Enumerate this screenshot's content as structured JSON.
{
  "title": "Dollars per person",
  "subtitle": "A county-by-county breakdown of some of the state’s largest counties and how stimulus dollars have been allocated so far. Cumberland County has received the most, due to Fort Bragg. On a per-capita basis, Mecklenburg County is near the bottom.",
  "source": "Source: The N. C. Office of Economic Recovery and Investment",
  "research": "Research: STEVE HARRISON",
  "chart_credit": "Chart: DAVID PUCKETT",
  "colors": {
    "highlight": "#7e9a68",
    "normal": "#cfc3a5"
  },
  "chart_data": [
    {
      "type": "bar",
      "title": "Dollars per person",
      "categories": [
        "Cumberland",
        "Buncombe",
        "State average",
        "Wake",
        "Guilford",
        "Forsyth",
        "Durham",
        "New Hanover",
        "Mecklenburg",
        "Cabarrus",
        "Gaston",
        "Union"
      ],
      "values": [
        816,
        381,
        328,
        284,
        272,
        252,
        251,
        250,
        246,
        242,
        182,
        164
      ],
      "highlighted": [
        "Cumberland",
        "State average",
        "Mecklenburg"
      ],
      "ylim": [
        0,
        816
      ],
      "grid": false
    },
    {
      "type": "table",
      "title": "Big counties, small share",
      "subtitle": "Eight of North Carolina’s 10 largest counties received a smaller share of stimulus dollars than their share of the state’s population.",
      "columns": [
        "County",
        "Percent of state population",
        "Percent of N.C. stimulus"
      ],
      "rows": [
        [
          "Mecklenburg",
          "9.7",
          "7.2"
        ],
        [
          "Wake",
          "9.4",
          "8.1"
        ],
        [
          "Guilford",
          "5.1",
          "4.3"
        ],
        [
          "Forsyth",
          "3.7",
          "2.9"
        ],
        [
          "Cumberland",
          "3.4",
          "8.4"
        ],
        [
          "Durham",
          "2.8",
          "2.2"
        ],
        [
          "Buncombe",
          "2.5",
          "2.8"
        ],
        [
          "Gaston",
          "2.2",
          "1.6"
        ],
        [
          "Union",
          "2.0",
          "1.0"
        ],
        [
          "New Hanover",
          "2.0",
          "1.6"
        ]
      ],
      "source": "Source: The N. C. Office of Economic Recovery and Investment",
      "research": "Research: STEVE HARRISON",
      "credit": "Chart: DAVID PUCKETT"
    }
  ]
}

_TASK GOAL:_ Report each line in the preceding entries that holds the string "subtitle".

_FINAL RESULT:_
  "subtitle": "A county-by-county breakdown of some of the state’s largest counties and how stimulus dollars have been allocated so far. Cumberland County has received the most, due to Fort Bragg. On a per-capita basis, Mecklenburg County is near the bottom.",
      "subtitle": "Eight of North Carolina’s 10 largest counties received a smaller share of stimulus dollars than their share of the state’s population.",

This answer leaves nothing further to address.